All lines in the data bearing the string "image" should be identified and copied.

Collected data entries:
# # # # # # #
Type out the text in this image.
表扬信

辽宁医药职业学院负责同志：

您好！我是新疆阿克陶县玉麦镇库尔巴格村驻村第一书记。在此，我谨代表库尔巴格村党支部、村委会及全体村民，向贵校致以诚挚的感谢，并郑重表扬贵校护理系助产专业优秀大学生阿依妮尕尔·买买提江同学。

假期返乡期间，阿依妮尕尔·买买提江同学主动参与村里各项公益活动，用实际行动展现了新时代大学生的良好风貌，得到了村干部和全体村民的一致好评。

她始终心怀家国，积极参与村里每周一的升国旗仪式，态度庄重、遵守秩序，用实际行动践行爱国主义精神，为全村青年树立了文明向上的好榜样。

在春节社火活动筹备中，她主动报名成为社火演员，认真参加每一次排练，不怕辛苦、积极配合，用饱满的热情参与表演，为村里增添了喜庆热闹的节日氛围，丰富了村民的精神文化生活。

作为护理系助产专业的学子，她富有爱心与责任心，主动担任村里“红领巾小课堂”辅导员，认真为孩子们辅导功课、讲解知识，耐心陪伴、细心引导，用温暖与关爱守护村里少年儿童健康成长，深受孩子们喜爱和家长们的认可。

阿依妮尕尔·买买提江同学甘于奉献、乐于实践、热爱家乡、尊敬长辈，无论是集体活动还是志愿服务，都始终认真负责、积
# # # # # # #
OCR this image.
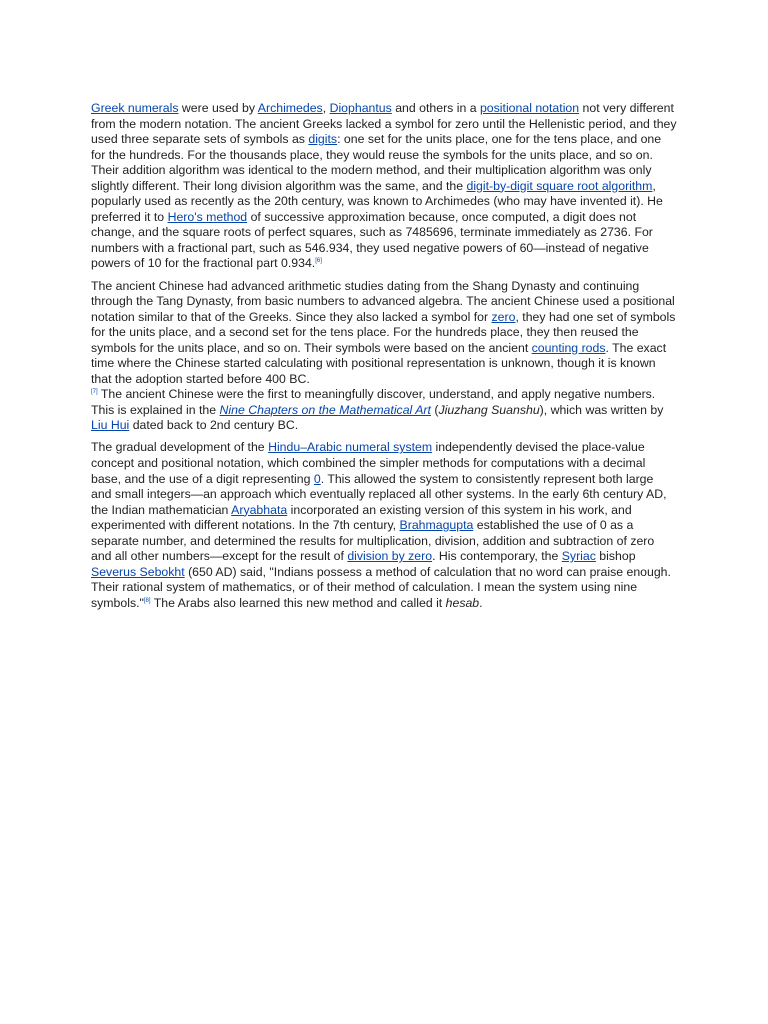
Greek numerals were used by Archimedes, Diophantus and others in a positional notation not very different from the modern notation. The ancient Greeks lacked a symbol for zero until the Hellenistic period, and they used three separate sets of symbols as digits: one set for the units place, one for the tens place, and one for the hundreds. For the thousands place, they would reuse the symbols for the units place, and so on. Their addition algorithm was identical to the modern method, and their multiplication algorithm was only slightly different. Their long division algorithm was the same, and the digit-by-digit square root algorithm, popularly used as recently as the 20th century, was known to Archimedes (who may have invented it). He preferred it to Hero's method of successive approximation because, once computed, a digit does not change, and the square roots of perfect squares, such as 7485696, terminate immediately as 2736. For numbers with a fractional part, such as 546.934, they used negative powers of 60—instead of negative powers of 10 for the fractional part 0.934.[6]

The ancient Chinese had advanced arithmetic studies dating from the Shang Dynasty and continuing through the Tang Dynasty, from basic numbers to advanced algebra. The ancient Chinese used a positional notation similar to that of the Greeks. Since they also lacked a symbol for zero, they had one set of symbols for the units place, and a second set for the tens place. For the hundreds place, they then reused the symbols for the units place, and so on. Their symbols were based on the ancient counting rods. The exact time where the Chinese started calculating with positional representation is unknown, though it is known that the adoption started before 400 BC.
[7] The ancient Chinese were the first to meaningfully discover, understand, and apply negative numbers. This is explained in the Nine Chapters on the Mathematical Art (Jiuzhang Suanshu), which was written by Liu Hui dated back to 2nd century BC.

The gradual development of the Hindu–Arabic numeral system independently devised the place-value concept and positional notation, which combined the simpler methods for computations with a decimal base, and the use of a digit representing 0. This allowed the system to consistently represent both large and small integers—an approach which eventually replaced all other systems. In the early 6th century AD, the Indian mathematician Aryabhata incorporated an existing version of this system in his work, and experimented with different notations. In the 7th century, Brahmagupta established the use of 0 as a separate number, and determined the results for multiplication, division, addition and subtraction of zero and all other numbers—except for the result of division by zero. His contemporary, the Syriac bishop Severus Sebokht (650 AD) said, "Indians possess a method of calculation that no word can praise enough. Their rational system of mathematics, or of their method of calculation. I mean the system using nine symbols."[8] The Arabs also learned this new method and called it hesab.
# # # # # # #
◆ Written solution ◆
Type out the text in this image.
OCR this image.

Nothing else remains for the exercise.